AIM OF THE TASK → In the album review, why does each composer seem very much an "outsider"?

TEXT →
-*-*-
BOOK OF HORIZONS Joseph Kubera (pn) NEW WORLD 8745-2 (63:02)


EASTMAN Piano 2. TYRANNY The Drifter. S. S. SMITH Fences, In Three Tragedies. BYRON Book of Horizons


Joseph Kubera’s recital not only shows off his technical prowess, but also his taste as a curator of Read more programs. All four pieces on this release share certain characteristics. All but one are quite dense and multi-layered. They feel as though they are often modeled on some sort of “state of nature,” i.e., constantly changing on a local level, yet also self-similar on a larger one. While deep background changes do occur, they tend to be more gradual, following a Minimalist model. And each composer seems very much an “outsider,” in that the music of each doesn’t fall into any easy category, and indeed they seem to work to avoid a clear identification with any aesthetic camp. And finally, all these pieces are to one degree or another raw. Sometimes they are abrasive, but often, even when at their most Impressionistic and lovely, they still refuse to indulge in a sort of polish that reassures the listened that “this composer really knows how to write music!” If the vision demands simplicity, naïveté, or an “unidiomatic” technique, so be it.
-*-*-
Stored dataset items
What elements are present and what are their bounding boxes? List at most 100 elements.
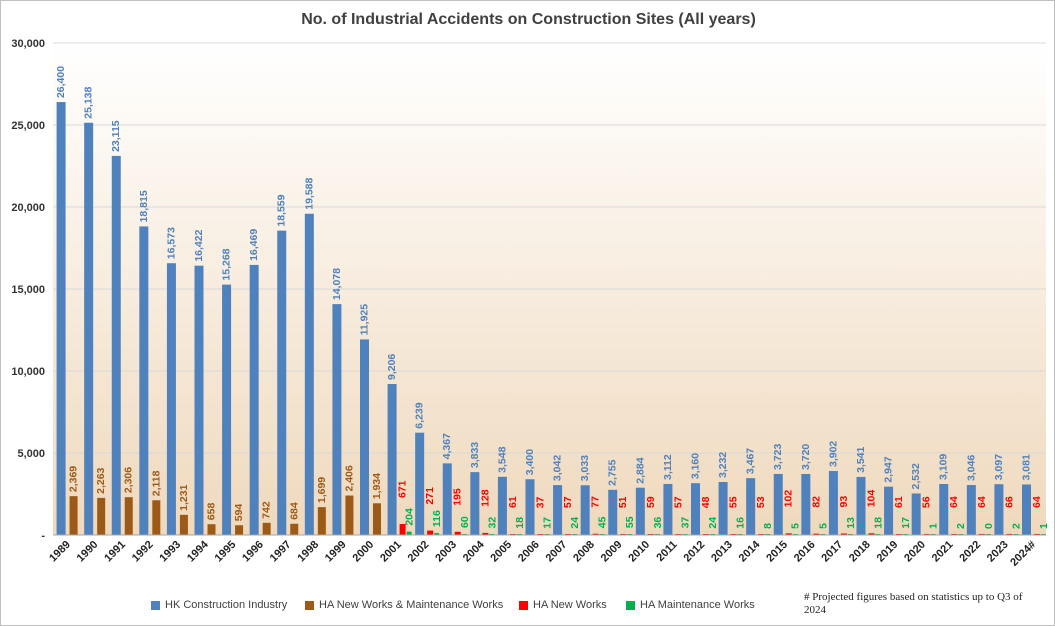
data-label-ha-combined: 1,699 (316, 477, 328, 503)
legend-swatch-hk (151, 600, 160, 610)
x-tick-label: 2019 (875, 539, 901, 565)
x-tick-label: 2016 (792, 539, 818, 565)
data-label-hk: 4,367 (441, 433, 453, 459)
data-label-ha-new: 102 (783, 490, 795, 508)
data-label-ha-combined: 2,306 (123, 467, 135, 493)
bar-ha-new (813, 533, 820, 535)
x-tick-label: 1993 (157, 539, 183, 565)
data-label-hk: 19,588 (303, 177, 315, 209)
data-label-hk: 16,422 (193, 229, 205, 261)
bar-hk-construction (773, 473, 783, 535)
bar-ha-new (951, 533, 958, 535)
data-label-ha-maintenance: 8 (762, 523, 774, 529)
data-label-ha-new: 61 (893, 496, 905, 508)
bar-hk-construction (746, 478, 756, 535)
data-label-hk: 3,723 (772, 444, 784, 470)
bar-hk-construction (718, 481, 728, 535)
bar-ha-new (785, 533, 792, 535)
bar-ha-new (868, 533, 875, 535)
data-label-hk: 3,046 (965, 455, 977, 481)
data-label-hk: 9,206 (386, 354, 398, 380)
data-label-ha-new: 48 (700, 496, 712, 508)
data-label-ha-maintenance: 5 (790, 523, 802, 529)
bar-ha-combined (152, 500, 161, 535)
bar-ha-new (509, 533, 516, 535)
bar-hk-construction (222, 284, 232, 535)
data-label-ha-maintenance: 37 (679, 517, 691, 529)
bar-hk-construction (442, 463, 452, 535)
bar-hk-construction (939, 484, 949, 535)
bar-ha-new (1034, 533, 1041, 535)
bar-ha-new (840, 533, 847, 535)
data-label-hk: 3,833 (469, 442, 481, 468)
bar-hk-construction (553, 485, 563, 535)
x-tick-label: 2006 (516, 539, 542, 565)
data-label-ha-maintenance: 5 (817, 523, 829, 529)
bar-ha-combined (317, 507, 326, 535)
x-tick-label: 2003 (433, 539, 459, 565)
data-label-hk: 3,467 (745, 448, 757, 474)
data-label-ha-maintenance: 18 (873, 517, 885, 529)
data-label-hk: 3,097 (993, 454, 1005, 480)
x-tick-label: 2010 (626, 539, 652, 565)
data-label-ha-combined: 1,934 (371, 473, 383, 499)
bar-hk-construction (911, 493, 921, 535)
data-label-hk: 26,400 (55, 66, 67, 98)
data-label-hk: 2,755 (607, 459, 619, 485)
y-tick-label: 20,000 (11, 202, 45, 214)
bar-hk-construction (525, 479, 535, 535)
x-tick-label: 2001 (378, 539, 404, 565)
data-label-ha-maintenance: 2 (1010, 523, 1022, 529)
data-label-hk: 2,947 (883, 456, 895, 482)
bar-hk-construction (56, 102, 66, 535)
data-label-hk: 3,081 (1021, 454, 1033, 480)
x-tick-label: 2012 (682, 539, 708, 565)
data-label-ha-new: 128 (479, 489, 491, 507)
data-label-ha-combined: 658 (206, 503, 218, 521)
y-tick-label: 5,000 (17, 448, 45, 460)
data-label-ha-combined: 2,369 (68, 466, 80, 492)
data-label-ha-new: 55 (728, 496, 740, 508)
data-label-ha-maintenance: 32 (486, 517, 498, 529)
data-label-ha-maintenance: 36 (652, 517, 664, 529)
data-label-hk: 15,268 (221, 248, 233, 280)
data-label-ha-combined: 2,263 (95, 467, 107, 493)
data-label-ha-new: 271 (424, 487, 436, 505)
data-label-ha-maintenance: 17 (900, 517, 912, 529)
bar-hk-construction (691, 483, 701, 535)
data-label-ha-combined: 2,406 (343, 465, 355, 491)
x-tick-label: 2002 (406, 539, 432, 565)
x-tick-label: 2024# (1008, 539, 1038, 569)
bar-hk-construction (332, 304, 342, 535)
bar-ha-new (1006, 533, 1013, 535)
data-label-ha-new: 61 (507, 496, 519, 508)
bar-ha-new (592, 533, 599, 535)
bar-ha-combined (69, 496, 78, 535)
data-label-ha-new: 671 (397, 480, 409, 498)
legend-item-hk-construction: HK Construction Industry (151, 599, 287, 611)
data-label-ha-maintenance: 13 (845, 517, 857, 529)
data-label-ha-new: 53 (755, 496, 767, 508)
legend-label-ha-combined: HA New Works & Maintenance Works (319, 599, 504, 611)
x-tick-label: 2008 (571, 539, 597, 565)
bar-hk-construction (194, 265, 204, 535)
data-label-ha-maintenance: 18 (514, 517, 526, 529)
data-label-ha-combined: 684 (288, 502, 300, 520)
data-label-ha-maintenance: 204 (404, 508, 416, 526)
x-tick-label: 2011 (654, 539, 679, 564)
data-label-ha-new: 66 (1003, 496, 1015, 508)
bar-hk-construction (304, 213, 314, 535)
data-label-ha-new: 64 (1031, 496, 1043, 508)
data-label-ha-maintenance: 24 (569, 517, 581, 529)
data-label-ha-combined: 1,231 (178, 484, 190, 510)
data-label-hk: 18,559 (276, 194, 288, 226)
data-label-hk: 3,042 (552, 455, 564, 481)
x-tick-label: 1996 (240, 539, 266, 565)
bar-hk-construction (884, 486, 894, 535)
data-label-ha-combined: 2,118 (150, 470, 162, 496)
legend-item-ha-combined: HA New Works & Maintenance Works (305, 599, 503, 611)
data-label-hk: 3,160 (690, 453, 702, 479)
y-tick-label: - (41, 530, 45, 542)
y-tick-label: 25,000 (11, 120, 45, 132)
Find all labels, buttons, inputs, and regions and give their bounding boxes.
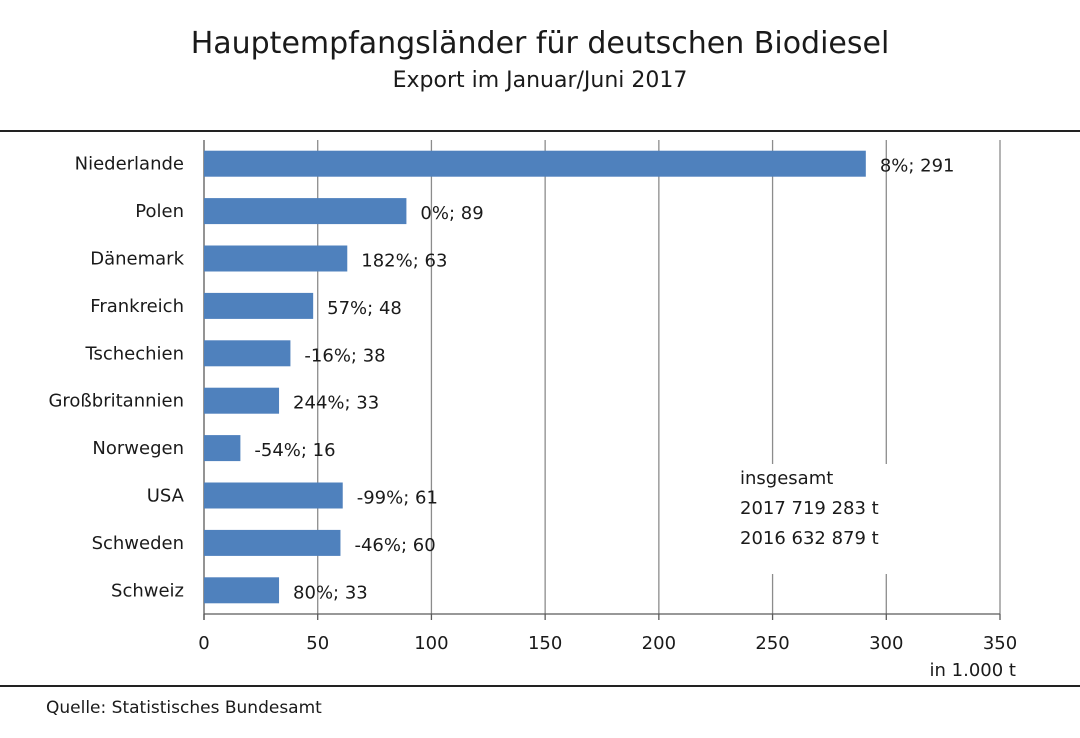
-*-*-
CORRECT ANSWER → Each composer seems an "outsider" because their music doesn't fall into any easy category. They also seem to work to avoid a clear identification with any aesthetic camp.